REQUEST:
Repeat the records verbatim and leave the pictures out of your copy.

(Data entries)
+ + + + +
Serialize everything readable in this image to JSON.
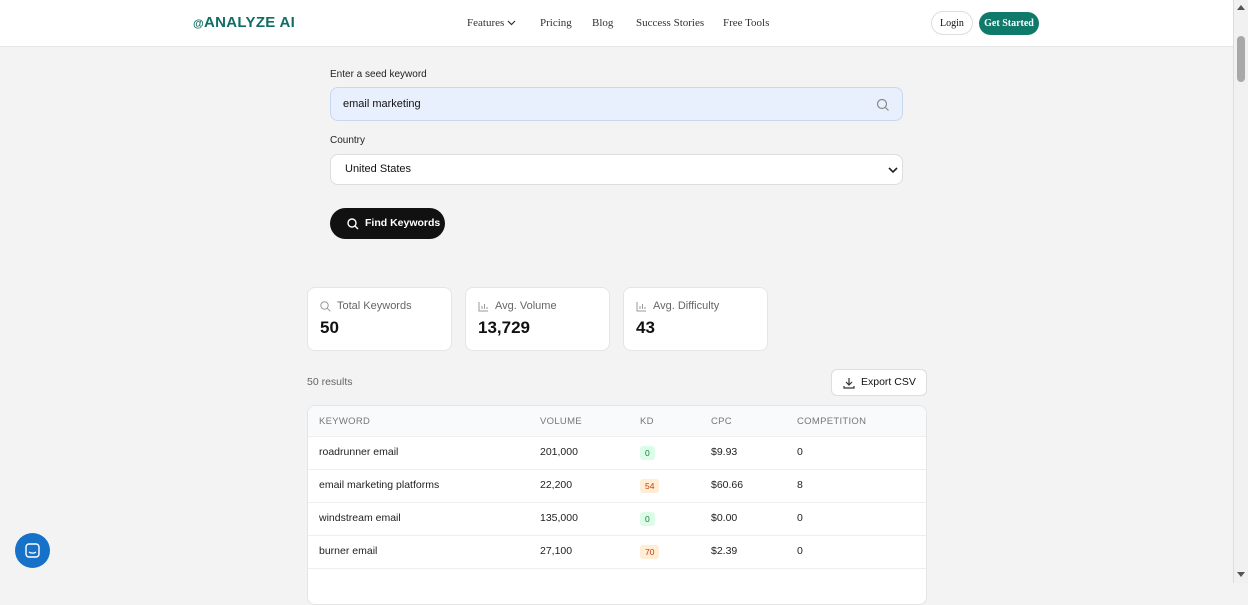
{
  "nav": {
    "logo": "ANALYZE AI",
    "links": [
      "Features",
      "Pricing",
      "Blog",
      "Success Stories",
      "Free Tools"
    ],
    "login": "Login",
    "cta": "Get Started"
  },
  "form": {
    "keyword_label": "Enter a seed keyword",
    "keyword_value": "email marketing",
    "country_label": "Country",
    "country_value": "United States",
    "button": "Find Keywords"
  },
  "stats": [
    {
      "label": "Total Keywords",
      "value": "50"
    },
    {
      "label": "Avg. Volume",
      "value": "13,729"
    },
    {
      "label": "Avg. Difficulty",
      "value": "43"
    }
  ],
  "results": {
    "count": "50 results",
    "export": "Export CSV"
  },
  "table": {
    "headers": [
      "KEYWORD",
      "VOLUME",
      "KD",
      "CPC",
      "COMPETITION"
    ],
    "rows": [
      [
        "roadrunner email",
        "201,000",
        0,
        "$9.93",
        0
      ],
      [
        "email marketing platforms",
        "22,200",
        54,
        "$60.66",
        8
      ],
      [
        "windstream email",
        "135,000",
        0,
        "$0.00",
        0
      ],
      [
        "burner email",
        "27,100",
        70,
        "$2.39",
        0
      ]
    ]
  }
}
+ + + + +
OUTPUT OF THE TASK:
Serialize everything readable in this image to JSON.
{
  "nav": {
    "logo": "ANALYZE AI",
    "links": [
      "Features",
      "Pricing",
      "Blog",
      "Success Stories",
      "Free Tools"
    ],
    "login": "Login",
    "cta": "Get Started"
  },
  "form": {
    "keyword_label": "Enter a seed keyword",
    "keyword_value": "email marketing",
    "country_label": "Country",
    "country_value": "United States",
    "button": "Find Keywords"
  },
  "stats": [
    {
      "label": "Total Keywords",
      "value": "50"
    },
    {
      "label": "Avg. Volume",
      "value": "13,729"
    },
    {
      "label": "Avg. Difficulty",
      "value": "43"
    }
  ],
  "results": {
    "count": "50 results",
    "export": "Export CSV"
  },
  "table": {
    "headers": [
      "KEYWORD",
      "VOLUME",
      "KD",
      "CPC",
      "COMPETITION"
    ],
    "rows": [
      [
        "roadrunner email",
        "201,000",
        0,
        "$9.93",
        0
      ],
      [
        "email marketing platforms",
        "22,200",
        54,
        "$60.66",
        8
      ],
      [
        "windstream email",
        "135,000",
        0,
        "$0.00",
        0
      ],
      [
        "burner email",
        "27,100",
        70,
        "$2.39",
        0
      ]
    ]
  }
}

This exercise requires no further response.